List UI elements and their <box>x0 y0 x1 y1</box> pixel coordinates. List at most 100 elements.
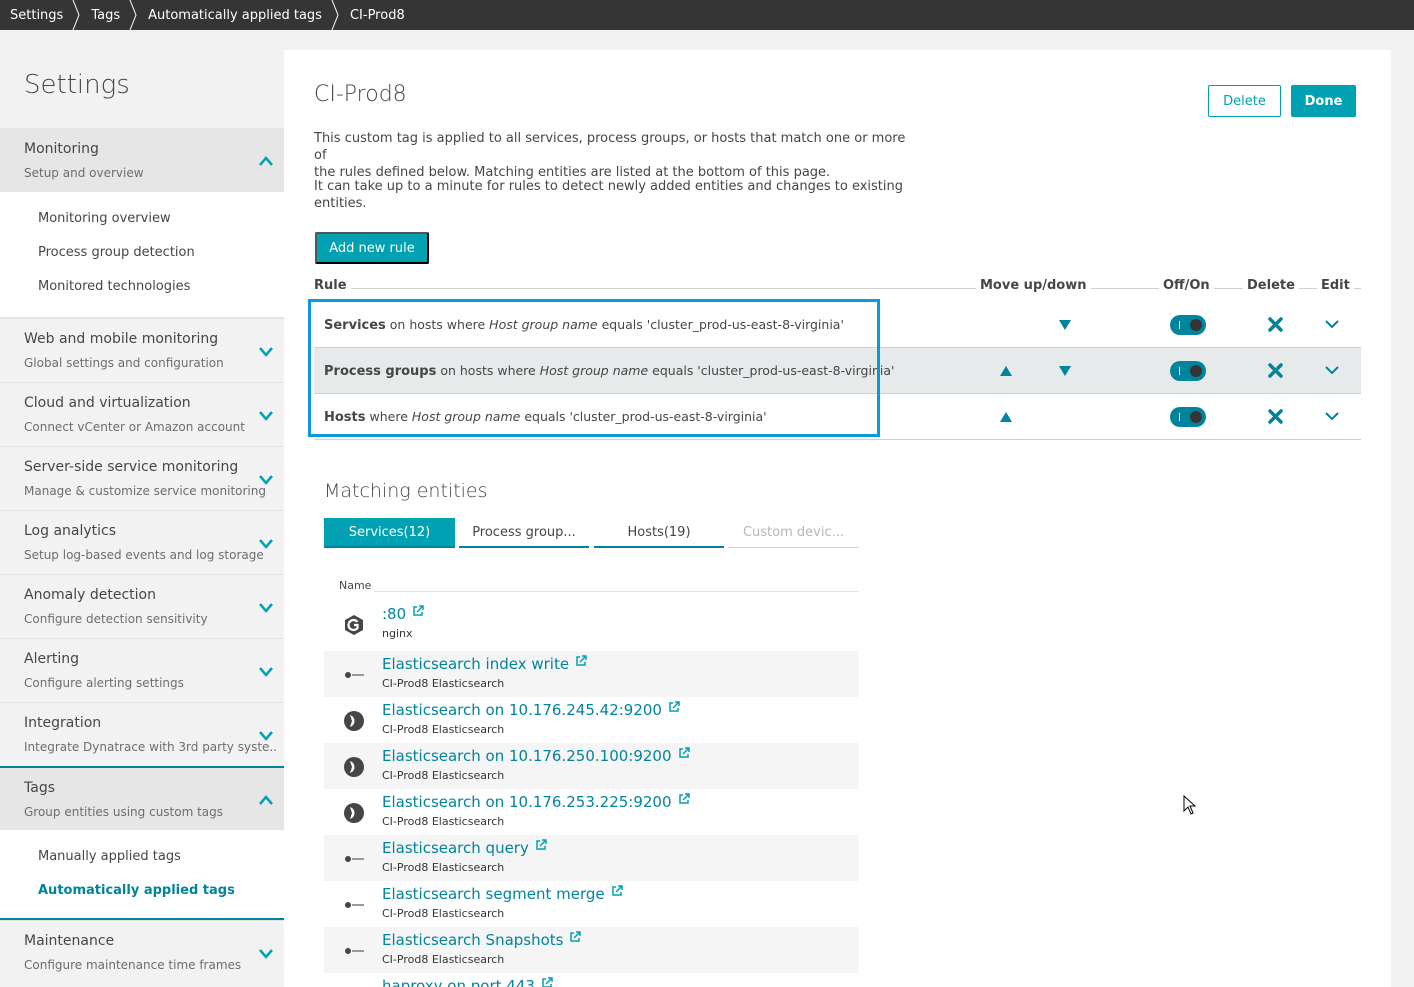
chevron-down-icon[interactable] <box>1325 411 1339 421</box>
chevron-down-icon[interactable] <box>258 947 274 959</box>
sidebar-section-web-mobile[interactable]: Web and mobile monitoring Global setting… <box>0 318 284 382</box>
done-button[interactable]: Done <box>1291 85 1356 117</box>
delete-rule-icon[interactable] <box>1268 409 1283 424</box>
breadcrumb-tags[interactable]: Tags <box>81 0 138 30</box>
external-link-icon[interactable] <box>569 931 582 943</box>
elastic-icon <box>345 672 364 678</box>
entity-link[interactable]: haproxy on port 443 <box>382 977 553 987</box>
breadcrumb-settings[interactable]: Settings <box>0 0 81 30</box>
rule-enabled-toggle[interactable] <box>1170 361 1206 381</box>
entity-name: Elasticsearch index write <box>382 655 570 673</box>
chevron-down-icon[interactable] <box>258 409 274 421</box>
sidebar-section-anomaly-detection[interactable]: Anomaly detection Configure detection se… <box>0 574 284 638</box>
entity-link[interactable]: Elasticsearch query <box>382 839 547 857</box>
delete-button[interactable]: Delete <box>1208 85 1281 117</box>
sidebar-section-cloud[interactable]: Cloud and virtualization Connect vCenter… <box>0 382 284 446</box>
add-new-rule-button[interactable]: Add new rule <box>315 232 429 264</box>
section-subtitle: Global settings and configuration <box>24 356 224 370</box>
external-link-icon[interactable] <box>611 885 623 897</box>
description-paragraph-2: It can take up to a minute for rules to … <box>314 178 914 212</box>
sidebar-section-server-side[interactable]: Server-side service monitoring Manage & … <box>0 446 284 510</box>
chevron-down-icon[interactable] <box>258 537 274 549</box>
sidebar-title: Settings <box>24 70 130 100</box>
chevron-up-icon[interactable] <box>258 155 274 167</box>
external-link-icon[interactable] <box>668 701 680 713</box>
chevron-down-icon[interactable] <box>258 729 274 741</box>
elasticsearch-service-icon <box>344 803 364 823</box>
move-up-icon[interactable] <box>999 411 1013 423</box>
move-down-icon[interactable] <box>1058 319 1072 331</box>
sidebar-section-integration[interactable]: Integration Integrate Dynatrace with 3rd… <box>0 702 284 766</box>
section-title: Anomaly detection <box>24 587 156 603</box>
section-subtitle: Group entities using custom tags <box>24 805 224 819</box>
entity-name: :80 <box>382 605 407 623</box>
sidebar-item-manually-applied-tags[interactable]: Manually applied tags <box>0 840 284 874</box>
move-up-icon[interactable] <box>999 365 1013 377</box>
section-title: Integration <box>24 715 102 731</box>
sidebar-section-log-analytics[interactable]: Log analytics Setup log-based events and… <box>0 510 284 574</box>
breadcrumb-current: CI-Prod8 <box>340 0 423 30</box>
external-link-icon[interactable] <box>678 747 690 759</box>
delete-rule-icon[interactable] <box>1268 317 1283 332</box>
main-panel: CI-Prod8 Delete Done This custom tag is … <box>284 50 1391 987</box>
sidebar-item-monitored-technologies[interactable]: Monitored technologies <box>0 270 284 304</box>
external-link-icon[interactable] <box>412 605 424 617</box>
rule-text: Process groups on hosts where Host group… <box>324 363 894 379</box>
rule-attribute: Host group name <box>539 363 649 378</box>
tags-submenu: Manually applied tags Automatically appl… <box>0 830 284 920</box>
section-title: Alerting <box>24 651 79 667</box>
rule-enabled-toggle[interactable] <box>1170 315 1206 335</box>
tab-process-groups[interactable]: Process group... <box>459 518 589 548</box>
entity-subtitle: CI-Prod8 Elasticsearch <box>382 907 505 920</box>
sidebar-item-automatically-applied-tags[interactable]: Automatically applied tags <box>0 874 284 908</box>
sidebar-section-tags[interactable]: Tags Group entities using custom tags <box>0 766 284 830</box>
entity-link[interactable]: Elasticsearch Snapshots <box>382 931 582 949</box>
move-down-icon[interactable] <box>1058 365 1072 377</box>
sidebar-section-monitoring[interactable]: Monitoring Setup and overview <box>0 128 284 192</box>
chevron-down-icon[interactable] <box>1325 319 1339 329</box>
tab-services[interactable]: Services(12) <box>324 518 455 548</box>
sidebar-section-maintenance[interactable]: Maintenance Configure maintenance time f… <box>0 920 284 984</box>
entity-link[interactable]: Elasticsearch on 10.176.253.225:9200 <box>382 793 690 811</box>
delete-rule-icon[interactable] <box>1268 363 1283 378</box>
external-link-icon[interactable] <box>541 977 553 987</box>
entity-row: Elasticsearch index write CI-Prod8 Elast… <box>324 651 859 697</box>
external-link-icon[interactable] <box>575 655 587 667</box>
chevron-down-icon[interactable] <box>258 473 274 485</box>
sidebar-item-process-group-detection[interactable]: Process group detection <box>0 236 284 270</box>
entity-name: Elasticsearch query <box>382 839 529 857</box>
breadcrumb-auto-tags[interactable]: Automatically applied tags <box>138 0 340 30</box>
entity-link[interactable]: Elasticsearch on 10.176.245.42:9200 <box>382 701 680 719</box>
rule-condition-prefix: on hosts where <box>389 317 486 332</box>
section-title: Web and mobile monitoring <box>24 331 219 347</box>
rule-row-hosts: Hosts where Host group name equals 'clus… <box>314 394 1361 440</box>
entity-link[interactable]: :80 <box>382 605 424 623</box>
external-link-icon[interactable] <box>535 839 547 851</box>
header-rule: Rule <box>314 278 351 293</box>
breadcrumb-separator-icon <box>129 0 137 30</box>
chevron-down-icon[interactable] <box>258 665 274 677</box>
chevron-down-icon[interactable] <box>258 601 274 613</box>
entity-link[interactable]: Elasticsearch segment merge <box>382 885 623 903</box>
entity-subtitle: CI-Prod8 Elasticsearch <box>382 677 505 690</box>
chevron-up-icon[interactable] <box>258 794 274 806</box>
entity-row: haproxy on port 443 <box>324 973 859 987</box>
tab-hosts[interactable]: Hosts(19) <box>594 518 724 548</box>
elastic-icon <box>345 902 364 908</box>
chevron-down-icon[interactable] <box>258 345 274 357</box>
sidebar-item-monitoring-overview[interactable]: Monitoring overview <box>0 202 284 236</box>
entity-subtitle: CI-Prod8 Elasticsearch <box>382 861 505 874</box>
rule-enabled-toggle[interactable] <box>1170 407 1206 427</box>
entity-row: Elasticsearch on 10.176.245.42:9200 CI-P… <box>324 697 859 743</box>
entity-link[interactable]: Elasticsearch index write <box>382 655 587 673</box>
sidebar-section-alerting[interactable]: Alerting Configure alerting settings <box>0 638 284 702</box>
nginx-icon <box>345 615 363 635</box>
rule-attribute: Host group name <box>411 409 521 424</box>
entity-row: Elasticsearch on 10.176.250.100:9200 CI-… <box>324 743 859 789</box>
external-link-icon[interactable] <box>678 793 690 805</box>
entity-link[interactable]: Elasticsearch on 10.176.250.100:9200 <box>382 747 690 765</box>
section-title: Server-side service monitoring <box>24 459 239 475</box>
chevron-down-icon[interactable] <box>1325 365 1339 375</box>
tab-custom-devices: Custom devic... <box>728 518 859 548</box>
name-header-divider <box>374 591 859 592</box>
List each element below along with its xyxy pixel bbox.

########################################

Rewrite every line of the entries above as a JSON list of strings, one string per line, skipping blank lines and leaving out the pictures.

Full response:
[
  "List UI elements and their <box>x0 y0 x1 y1</box> pixel coordinates. List at most 100 elements.",
  "chevron-down-icon[interactable] <box>1325 411 1339 421</box>",
  "chevron-down-icon[interactable] <box>258 947 274 959</box>",
  "sidebar-section-web-mobile[interactable]: Web and mobile monitoring Global setting… <box>0 318 284 382</box>",
  "done-button[interactable]: Done <box>1291 85 1356 117</box>",
  "delete-rule-icon[interactable] <box>1268 409 1283 424</box>",
  "breadcrumb-tags[interactable]: Tags <box>81 0 138 30</box>",
  "external-link-icon[interactable] <box>569 931 582 943</box>",
  "elastic-icon <box>345 672 364 678</box>",
  "entity-link[interactable]: haproxy on port 443 <box>382 977 553 987</box>",
  "breadcrumb-settings[interactable]: Settings <box>0 0 81 30</box>",
  "rule-enabled-toggle[interactable] <box>1170 361 1206 381</box>",
  "entity-name: Elasticsearch index write <box>382 655 570 673</box>",
  "chevron-down-icon[interactable] <box>258 409 274 421</box>",
  "sidebar-section-anomaly-detection[interactable]: Anomaly detection Configure detection se… <box>0 574 284 638</box>",
  "entity-link[interactable]: Elasticsearch query <box>382 839 547 857</box>",
  "delete-button[interactable]: Delete <box>1208 85 1281 117</box>",
  "sidebar-section-cloud[interactable]: Cloud and virtualization Connect vCenter… <box>0 382 284 446</box>",
  "add-new-rule-button[interactable]: Add new rule <box>315 232 429 264</box>",
  "section-subtitle: Global settings and configuration <box>24 356 224 370</box>",
  "external-link-icon[interactable] <box>611 885 623 897</box>",
  "description-paragraph-2: It can take up to a minute for rules to … <box>314 178 914 212</box>",
  "sidebar-section-server-side[interactable]: Server-side service monitoring Manage & … <box>0 446 284 510</box>",
  "chevron-down-icon[interactable] <box>258 537 274 549</box>",
  "sidebar-title: Settings <box>24 70 130 100</box>",
  "chevron-up-icon[interactable] <box>258 155 274 167</box>",
  "external-link-icon[interactable] <box>668 701 680 713</box>",
  "chevron-down-icon[interactable] <box>258 729 274 741</box>",
  "elasticsearch-service-icon <box>344 803 364 823</box>",
  "move-up-icon[interactable] <box>999 411 1013 423</box>",
  "move-down-icon[interactable] <box>1058 319 1072 331</box>",
  "sidebar-section-integration[interactable]: Integration Integrate Dynatrace with 3rd… <box>0 702 284 766</box>",
  "section-title: Anomaly detection <box>24 587 156 603</box>",
  "section-subtitle: Group entities using custom tags <box>24 805 224 819</box>",
  "entity-name: :80 <box>382 605 407 623</box>",
  "sidebar-item-manually-applied-tags[interactable]: Manually applied tags <box>0 840 284 874</box>",
  "move-up-icon[interactable] <box>999 365 1013 377</box>",
  "section-title: Integration <box>24 715 102 731</box>",
  "sidebar-section-log-analytics[interactable]: Log analytics Setup log-based events and… <box>0 510 284 574</box>",
  "breadcrumb-current: CI-Prod8 <box>340 0 423 30</box>",
  "external-link-icon[interactable] <box>678 747 690 759</box>",
  "delete-rule-icon[interactable] <box>1268 317 1283 332</box>",
  "main-panel: CI-Prod8 Delete Done This custom tag is … <box>284 50 1391 987</box>",
  "sidebar-item-monitored-technologies[interactable]: Monitored technologies <box>0 270 284 304</box>",
  "external-link-icon[interactable] <box>412 605 424 617</box>",
  "rule-text: Process groups on hosts where Host group… <box>324 363 894 379</box>",
  "rule-attribute: Host group name <box>539 363 649 378</box>",
  "tags-submenu: Manually applied tags Automatically appl… <box>0 830 284 920</box>",
  "section-title: Alerting <box>24 651 79 667</box>",
  "rule-enabled-toggle[interactable] <box>1170 315 1206 335</box>",
  "tab-process-groups[interactable]: Process group... <box>459 518 589 548</box>",
  "entity-subtitle: CI-Prod8 Elasticsearch <box>382 907 505 920</box>",
  "sidebar-item-automatically-applied-tags[interactable]: Automatically applied tags <box>0 874 284 908</box>",
  "sidebar-section-tags[interactable]: Tags Group entities using custom tags <box>0 766 284 830</box>",
  "entity-link[interactable]: Elasticsearch Snapshots <box>382 931 582 949</box>",
  "move-down-icon[interactable] <box>1058 365 1072 377</box>",
  "sidebar-section-monitoring[interactable]: Monitoring Setup and overview <box>0 128 284 192</box>",
  "chevron-down-icon[interactable] <box>1325 319 1339 329</box>",
  "tab-services[interactable]: Services(12) <box>324 518 455 548</box>",
  "sidebar-section-maintenance[interactable]: Maintenance Configure maintenance time f… <box>0 920 284 984</box>",
  "entity-link[interactable]: Elasticsearch on 10.176.253.225:9200 <box>382 793 690 811</box>",
  "delete-rule-icon[interactable] <box>1268 363 1283 378</box>",
  "external-link-icon[interactable] <box>541 977 553 987</box>",
  "entity-row: Elasticsearch index write CI-Prod8 Elast… <box>324 651 859 697</box>",
  "external-link-icon[interactable] <box>575 655 587 667</box>",
  "chevron-down-icon[interactable] <box>258 473 274 485</box>",
  "sidebar-item-process-group-detection[interactable]: Process group detection <box>0 236 284 270</box>",
  "entity-name: Elasticsearch query <box>382 839 529 857</box>",
  "breadcrumb-auto-tags[interactable]: Automatically applied tags <box>138 0 340 30</box>",
  "entity-link[interactable]: Elasticsearch on 10.176.245.42:9200 <box>382 701 680 719</box>",
  "rule-condition-prefix: on hosts where <box>389 317 486 332</box>",
  "section-title: Web and mobile monitoring <box>24 331 219 347</box>",
  "rule-row-hosts: Hosts where Host group name equals 'clus… <box>314 394 1361 440</box>",
  "entity-link[interactable]: :80 <box>382 605 424 623</box>",
  "external-link-icon[interactable] <box>535 839 547 851</box>",
  "header-rule: Rule <box>314 278 351 293</box>",
  "breadcrumb-separator-icon <box>129 0 137 30</box>",
  "chevron-down-icon[interactable] <box>258 665 274 677</box>",
  "chevron-down-icon[interactable] <box>258 601 274 613</box>",
  "entity-link[interactable]: Elasticsearch segment merge <box>382 885 623 903</box>",
  "entity-subtitle: CI-Prod8 Elasticsearch <box>382 677 505 690</box>",
  "chevron-up-icon[interactable] <box>258 794 274 806</box>",
  "entity-row: haproxy on port 443 <box>324 973 859 987</box>",
  "tab-hosts[interactable]: Hosts(19) <box>594 518 724 548</box>",
  "elastic-icon <box>345 902 364 908</box>",
  "chevron-down-icon[interactable] <box>258 345 274 357</box>",
  "sidebar-item-monitoring-overview[interactable]: Monitoring overview <box>0 202 284 236</box>",
  "entity-subtitle: CI-Prod8 Elasticsearch <box>382 861 505 874</box>",
  "rule-enabled-toggle[interactable] <box>1170 407 1206 427</box>",
  "entity-row: Elasticsearch on 10.176.245.42:9200 CI-P… <box>324 697 859 743</box>",
  "entity-link[interactable]: Elasticsearch index write <box>382 655 587 673</box>",
  "sidebar-section-alerting[interactable]: Alerting Configure alerting settings <box>0 638 284 702</box>",
  "nginx-icon <box>345 615 363 635</box>",
  "rule-attribute: Host group name <box>411 409 521 424</box>",
  "entity-row: Elasticsearch on 10.176.250.100:9200 CI-… <box>324 743 859 789</box>",
  "external-link-icon[interactable] <box>678 793 690 805</box>",
  "entity-link[interactable]: Elasticsearch on 10.176.250.100:9200 <box>382 747 690 765</box>",
  "section-title: Server-side service monitoring <box>24 459 239 475</box>",
  "chevron-down-icon[interactable] <box>1325 365 1339 375</box>",
  "tab-custom-devices: Custom devic... <box>728 518 859 548</box>",
  "name-header-divider <box>374 591 859 592</box>",
  "List each element below along with its xyxy pixel bbox."
]